Data excerpts:
>> begin

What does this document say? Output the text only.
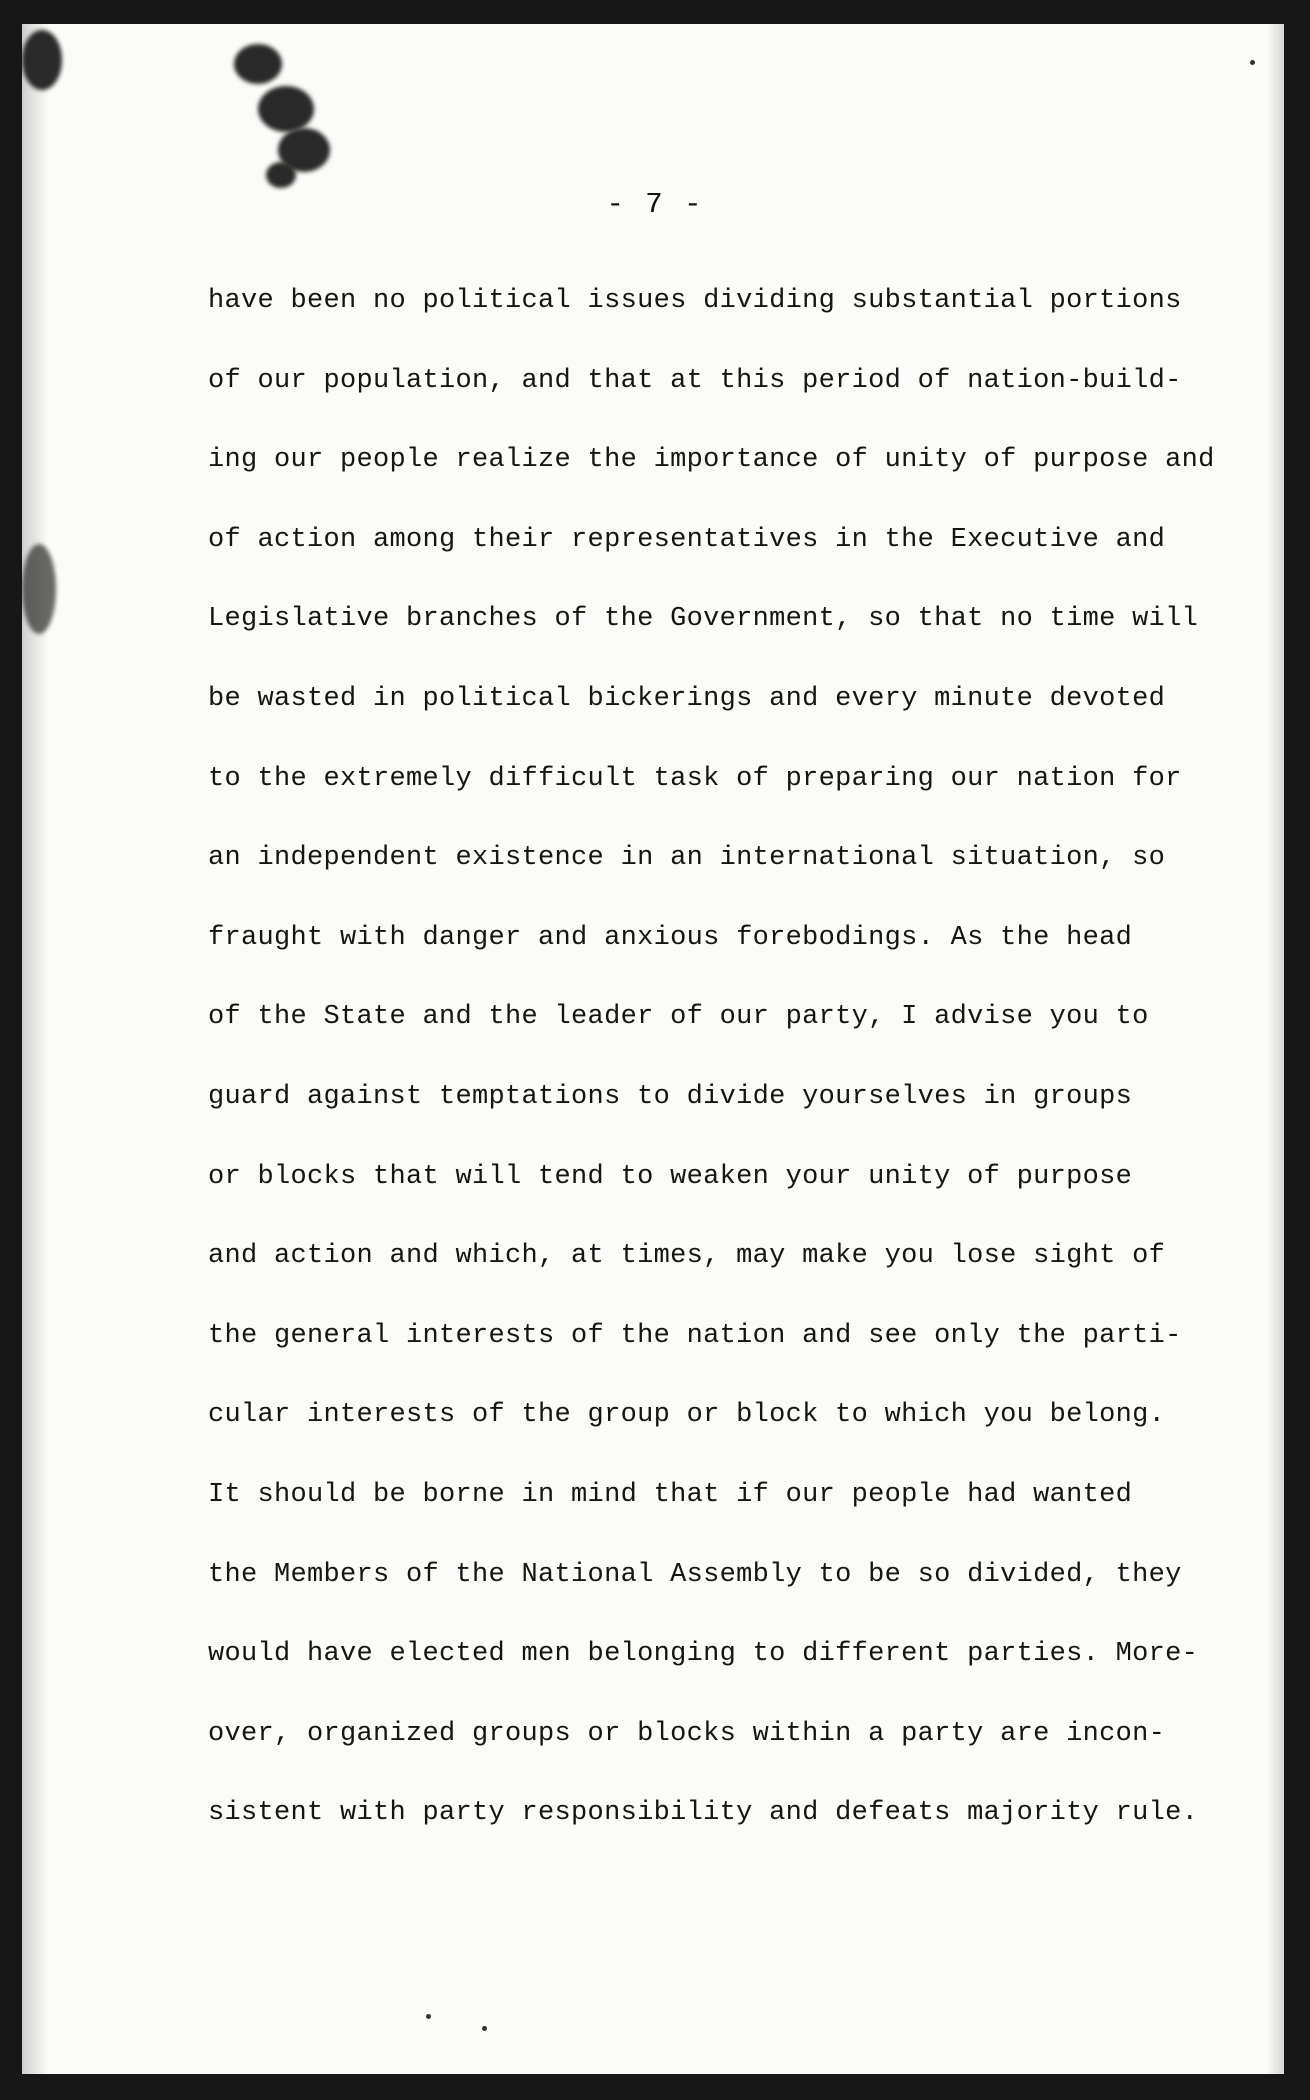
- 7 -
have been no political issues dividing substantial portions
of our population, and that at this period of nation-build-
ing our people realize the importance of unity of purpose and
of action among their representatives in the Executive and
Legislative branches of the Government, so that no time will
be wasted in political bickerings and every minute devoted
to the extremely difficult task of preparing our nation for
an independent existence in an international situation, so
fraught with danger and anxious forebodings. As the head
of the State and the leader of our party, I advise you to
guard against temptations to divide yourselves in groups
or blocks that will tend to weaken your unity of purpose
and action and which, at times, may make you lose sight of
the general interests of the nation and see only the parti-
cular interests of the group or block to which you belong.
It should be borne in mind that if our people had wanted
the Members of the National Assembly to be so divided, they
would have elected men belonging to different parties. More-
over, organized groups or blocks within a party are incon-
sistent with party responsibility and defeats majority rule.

>> end

§ **AIM OF THE EXERCISE**
Copy every line of the data that holds the string "interests".

§ **COMPLETED TASK**
the general interests of the nation and see only the parti-
cular interests of the group or block to which you belong.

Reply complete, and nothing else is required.